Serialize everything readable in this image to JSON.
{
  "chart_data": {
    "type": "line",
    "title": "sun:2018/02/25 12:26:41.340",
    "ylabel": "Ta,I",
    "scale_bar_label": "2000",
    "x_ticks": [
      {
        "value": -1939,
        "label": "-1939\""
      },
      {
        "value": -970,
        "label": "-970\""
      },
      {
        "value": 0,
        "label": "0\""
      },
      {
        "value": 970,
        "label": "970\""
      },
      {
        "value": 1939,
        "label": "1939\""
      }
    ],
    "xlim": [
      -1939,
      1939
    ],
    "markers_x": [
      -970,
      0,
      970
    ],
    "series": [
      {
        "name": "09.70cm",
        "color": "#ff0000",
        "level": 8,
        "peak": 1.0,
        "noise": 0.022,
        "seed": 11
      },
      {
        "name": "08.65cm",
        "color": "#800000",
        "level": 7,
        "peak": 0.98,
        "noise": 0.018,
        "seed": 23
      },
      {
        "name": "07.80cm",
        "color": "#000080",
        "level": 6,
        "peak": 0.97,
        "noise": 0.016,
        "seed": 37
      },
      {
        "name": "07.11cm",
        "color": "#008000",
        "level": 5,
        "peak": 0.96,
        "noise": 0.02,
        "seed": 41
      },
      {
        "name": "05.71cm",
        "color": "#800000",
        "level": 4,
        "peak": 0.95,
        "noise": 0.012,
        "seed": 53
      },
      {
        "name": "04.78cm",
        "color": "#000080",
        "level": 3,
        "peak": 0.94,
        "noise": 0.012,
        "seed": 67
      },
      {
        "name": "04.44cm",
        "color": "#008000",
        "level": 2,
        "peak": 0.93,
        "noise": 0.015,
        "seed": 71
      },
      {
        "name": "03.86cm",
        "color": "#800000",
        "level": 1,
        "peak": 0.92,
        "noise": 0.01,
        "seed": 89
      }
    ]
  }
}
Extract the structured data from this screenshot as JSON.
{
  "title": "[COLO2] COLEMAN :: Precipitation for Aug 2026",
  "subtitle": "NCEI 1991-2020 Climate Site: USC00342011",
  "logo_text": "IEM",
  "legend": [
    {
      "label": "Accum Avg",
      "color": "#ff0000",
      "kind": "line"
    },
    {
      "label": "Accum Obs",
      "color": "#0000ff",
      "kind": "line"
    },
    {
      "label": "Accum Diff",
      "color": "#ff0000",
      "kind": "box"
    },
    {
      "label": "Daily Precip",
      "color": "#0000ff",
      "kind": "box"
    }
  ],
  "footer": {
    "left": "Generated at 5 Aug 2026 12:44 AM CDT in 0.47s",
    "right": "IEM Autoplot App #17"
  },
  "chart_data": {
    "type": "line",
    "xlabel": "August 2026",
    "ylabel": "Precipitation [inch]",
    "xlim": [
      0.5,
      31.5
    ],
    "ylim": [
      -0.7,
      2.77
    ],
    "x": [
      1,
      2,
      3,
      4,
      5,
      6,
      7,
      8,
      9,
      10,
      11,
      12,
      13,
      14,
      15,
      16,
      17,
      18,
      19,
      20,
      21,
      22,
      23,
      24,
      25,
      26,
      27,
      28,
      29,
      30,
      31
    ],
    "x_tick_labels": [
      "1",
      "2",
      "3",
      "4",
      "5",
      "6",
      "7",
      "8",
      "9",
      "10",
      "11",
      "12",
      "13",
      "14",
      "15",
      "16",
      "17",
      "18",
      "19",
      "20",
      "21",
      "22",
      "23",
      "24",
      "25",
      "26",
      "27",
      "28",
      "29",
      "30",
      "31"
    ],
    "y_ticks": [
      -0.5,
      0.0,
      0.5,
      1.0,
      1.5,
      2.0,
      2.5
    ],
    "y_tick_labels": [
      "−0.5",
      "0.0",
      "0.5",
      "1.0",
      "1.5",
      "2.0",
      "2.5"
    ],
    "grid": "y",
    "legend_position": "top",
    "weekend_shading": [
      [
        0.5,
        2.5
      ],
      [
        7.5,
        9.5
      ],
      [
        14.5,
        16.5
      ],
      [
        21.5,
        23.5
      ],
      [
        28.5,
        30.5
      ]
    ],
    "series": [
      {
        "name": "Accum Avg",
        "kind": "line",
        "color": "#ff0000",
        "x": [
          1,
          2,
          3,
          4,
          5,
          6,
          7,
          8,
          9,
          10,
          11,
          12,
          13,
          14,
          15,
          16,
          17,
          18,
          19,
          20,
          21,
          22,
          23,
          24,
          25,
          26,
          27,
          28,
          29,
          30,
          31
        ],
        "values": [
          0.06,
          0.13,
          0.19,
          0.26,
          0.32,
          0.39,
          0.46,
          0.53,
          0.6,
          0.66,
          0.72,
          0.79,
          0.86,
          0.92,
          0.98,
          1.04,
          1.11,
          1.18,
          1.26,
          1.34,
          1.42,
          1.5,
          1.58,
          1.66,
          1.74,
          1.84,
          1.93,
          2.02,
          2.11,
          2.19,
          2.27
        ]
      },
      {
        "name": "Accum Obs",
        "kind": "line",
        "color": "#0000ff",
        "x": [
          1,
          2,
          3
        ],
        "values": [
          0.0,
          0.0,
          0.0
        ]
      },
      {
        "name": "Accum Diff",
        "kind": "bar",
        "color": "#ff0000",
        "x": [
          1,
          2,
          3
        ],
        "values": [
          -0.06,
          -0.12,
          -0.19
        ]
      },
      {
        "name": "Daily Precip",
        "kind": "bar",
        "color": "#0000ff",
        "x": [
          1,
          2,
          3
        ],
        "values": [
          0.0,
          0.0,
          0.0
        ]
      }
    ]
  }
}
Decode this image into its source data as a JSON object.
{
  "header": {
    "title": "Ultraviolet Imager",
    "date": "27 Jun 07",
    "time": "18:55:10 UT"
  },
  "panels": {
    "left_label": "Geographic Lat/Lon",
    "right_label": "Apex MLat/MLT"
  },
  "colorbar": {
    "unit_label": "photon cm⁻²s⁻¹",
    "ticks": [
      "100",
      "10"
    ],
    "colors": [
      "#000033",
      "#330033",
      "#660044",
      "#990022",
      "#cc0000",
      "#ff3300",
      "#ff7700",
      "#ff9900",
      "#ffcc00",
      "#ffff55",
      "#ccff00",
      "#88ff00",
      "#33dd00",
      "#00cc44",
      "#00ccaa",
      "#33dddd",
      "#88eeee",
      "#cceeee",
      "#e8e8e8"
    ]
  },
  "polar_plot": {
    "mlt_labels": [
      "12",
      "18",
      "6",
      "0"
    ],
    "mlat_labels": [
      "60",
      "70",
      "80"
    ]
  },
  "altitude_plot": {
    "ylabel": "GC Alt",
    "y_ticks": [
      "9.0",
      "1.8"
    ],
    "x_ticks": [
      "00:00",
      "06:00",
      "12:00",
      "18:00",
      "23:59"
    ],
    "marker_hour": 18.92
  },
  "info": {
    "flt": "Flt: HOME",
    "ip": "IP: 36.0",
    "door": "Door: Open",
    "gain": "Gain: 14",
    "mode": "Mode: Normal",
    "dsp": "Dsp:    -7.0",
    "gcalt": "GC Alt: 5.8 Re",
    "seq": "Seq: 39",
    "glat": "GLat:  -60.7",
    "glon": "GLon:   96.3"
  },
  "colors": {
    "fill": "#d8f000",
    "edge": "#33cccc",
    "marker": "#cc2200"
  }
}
++++
Given instruction :: Reproduce the data in full, exactly as presented.

Answer to this task ::
Serialize everything readable in this image to JSON.
{
  "chart_data": {
    "type": "line",
    "title": "sun:2018/02/25 12:26:41.340",
    "ylabel": "Ta,I",
    "scale_bar_label": "2000",
    "x_ticks": [
      {
        "value": -1939,
        "label": "-1939\""
      },
      {
        "value": -970,
        "label": "-970\""
      },
      {
        "value": 0,
        "label": "0\""
      },
      {
        "value": 970,
        "label": "970\""
      },
      {
        "value": 1939,
        "label": "1939\""
      }
    ],
    "xlim": [
      -1939,
      1939
    ],
    "markers_x": [
      -970,
      0,
      970
    ],
    "series": [
      {
        "name": "09.70cm",
        "color": "#ff0000",
        "level": 8,
        "peak": 1.0,
        "noise": 0.022,
        "seed": 11
      },
      {
        "name": "08.65cm",
        "color": "#800000",
        "level": 7,
        "peak": 0.98,
        "noise": 0.018,
        "seed": 23
      },
      {
        "name": "07.80cm",
        "color": "#000080",
        "level": 6,
        "peak": 0.97,
        "noise": 0.016,
        "seed": 37
      },
      {
        "name": "07.11cm",
        "color": "#008000",
        "level": 5,
        "peak": 0.96,
        "noise": 0.02,
        "seed": 41
      },
      {
        "name": "05.71cm",
        "color": "#800000",
        "level": 4,
        "peak": 0.95,
        "noise": 0.012,
        "seed": 53
      },
      {
        "name": "04.78cm",
        "color": "#000080",
        "level": 3,
        "peak": 0.94,
        "noise": 0.012,
        "seed": 67
      },
      {
        "name": "04.44cm",
        "color": "#008000",
        "level": 2,
        "peak": 0.93,
        "noise": 0.015,
        "seed": 71
      },
      {
        "name": "03.86cm",
        "color": "#800000",
        "level": 1,
        "peak": 0.92,
        "noise": 0.01,
        "seed": 89
      }
    ]
  }
}
Extract the structured data from this screenshot as JSON.
{
  "title": "[COLO2] COLEMAN :: Precipitation for Aug 2026",
  "subtitle": "NCEI 1991-2020 Climate Site: USC00342011",
  "logo_text": "IEM",
  "legend": [
    {
      "label": "Accum Avg",
      "color": "#ff0000",
      "kind": "line"
    },
    {
      "label": "Accum Obs",
      "color": "#0000ff",
      "kind": "line"
    },
    {
      "label": "Accum Diff",
      "color": "#ff0000",
      "kind": "box"
    },
    {
      "label": "Daily Precip",
      "color": "#0000ff",
      "kind": "box"
    }
  ],
  "footer": {
    "left": "Generated at 5 Aug 2026 12:44 AM CDT in 0.47s",
    "right": "IEM Autoplot App #17"
  },
  "chart_data": {
    "type": "line",
    "xlabel": "August 2026",
    "ylabel": "Precipitation [inch]",
    "xlim": [
      0.5,
      31.5
    ],
    "ylim": [
      -0.7,
      2.77
    ],
    "x": [
      1,
      2,
      3,
      4,
      5,
      6,
      7,
      8,
      9,
      10,
      11,
      12,
      13,
      14,
      15,
      16,
      17,
      18,
      19,
      20,
      21,
      22,
      23,
      24,
      25,
      26,
      27,
      28,
      29,
      30,
      31
    ],
    "x_tick_labels": [
      "1",
      "2",
      "3",
      "4",
      "5",
      "6",
      "7",
      "8",
      "9",
      "10",
      "11",
      "12",
      "13",
      "14",
      "15",
      "16",
      "17",
      "18",
      "19",
      "20",
      "21",
      "22",
      "23",
      "24",
      "25",
      "26",
      "27",
      "28",
      "29",
      "30",
      "31"
    ],
    "y_ticks": [
      -0.5,
      0.0,
      0.5,
      1.0,
      1.5,
      2.0,
      2.5
    ],
    "y_tick_labels": [
      "−0.5",
      "0.0",
      "0.5",
      "1.0",
      "1.5",
      "2.0",
      "2.5"
    ],
    "grid": "y",
    "legend_position": "top",
    "weekend_shading": [
      [
        0.5,
        2.5
      ],
      [
        7.5,
        9.5
      ],
      [
        14.5,
        16.5
      ],
      [
        21.5,
        23.5
      ],
      [
        28.5,
        30.5
      ]
    ],
    "series": [
      {
        "name": "Accum Avg",
        "kind": "line",
        "color": "#ff0000",
        "x": [
          1,
          2,
          3,
          4,
          5,
          6,
          7,
          8,
          9,
          10,
          11,
          12,
          13,
          14,
          15,
          16,
          17,
          18,
          19,
          20,
          21,
          22,
          23,
          24,
          25,
          26,
          27,
          28,
          29,
          30,
          31
        ],
        "values": [
          0.06,
          0.13,
          0.19,
          0.26,
          0.32,
          0.39,
          0.46,
          0.53,
          0.6,
          0.66,
          0.72,
          0.79,
          0.86,
          0.92,
          0.98,
          1.04,
          1.11,
          1.18,
          1.26,
          1.34,
          1.42,
          1.5,
          1.58,
          1.66,
          1.74,
          1.84,
          1.93,
          2.02,
          2.11,
          2.19,
          2.27
        ]
      },
      {
        "name": "Accum Obs",
        "kind": "line",
        "color": "#0000ff",
        "x": [
          1,
          2,
          3
        ],
        "values": [
          0.0,
          0.0,
          0.0
        ]
      },
      {
        "name": "Accum Diff",
        "kind": "bar",
        "color": "#ff0000",
        "x": [
          1,
          2,
          3
        ],
        "values": [
          -0.06,
          -0.12,
          -0.19
        ]
      },
      {
        "name": "Daily Precip",
        "kind": "bar",
        "color": "#0000ff",
        "x": [
          1,
          2,
          3
        ],
        "values": [
          0.0,
          0.0,
          0.0
        ]
      }
    ]
  }
}
Decode this image into its source data as a JSON object.
{
  "header": {
    "title": "Ultraviolet Imager",
    "date": "27 Jun 07",
    "time": "18:55:10 UT"
  },
  "panels": {
    "left_label": "Geographic Lat/Lon",
    "right_label": "Apex MLat/MLT"
  },
  "colorbar": {
    "unit_label": "photon cm⁻²s⁻¹",
    "ticks": [
      "100",
      "10"
    ],
    "colors": [
      "#000033",
      "#330033",
      "#660044",
      "#990022",
      "#cc0000",
      "#ff3300",
      "#ff7700",
      "#ff9900",
      "#ffcc00",
      "#ffff55",
      "#ccff00",
      "#88ff00",
      "#33dd00",
      "#00cc44",
      "#00ccaa",
      "#33dddd",
      "#88eeee",
      "#cceeee",
      "#e8e8e8"
    ]
  },
  "polar_plot": {
    "mlt_labels": [
      "12",
      "18",
      "6",
      "0"
    ],
    "mlat_labels": [
      "60",
      "70",
      "80"
    ]
  },
  "altitude_plot": {
    "ylabel": "GC Alt",
    "y_ticks": [
      "9.0",
      "1.8"
    ],
    "x_ticks": [
      "00:00",
      "06:00",
      "12:00",
      "18:00",
      "23:59"
    ],
    "marker_hour": 18.92
  },
  "info": {
    "flt": "Flt: HOME",
    "ip": "IP: 36.0",
    "door": "Door: Open",
    "gain": "Gain: 14",
    "mode": "Mode: Normal",
    "dsp": "Dsp:    -7.0",
    "gcalt": "GC Alt: 5.8 Re",
    "seq": "Seq: 39",
    "glat": "GLat:  -60.7",
    "glon": "GLon:   96.3"
  },
  "colors": {
    "fill": "#d8f000",
    "edge": "#33cccc",
    "marker": "#cc2200"
  }
}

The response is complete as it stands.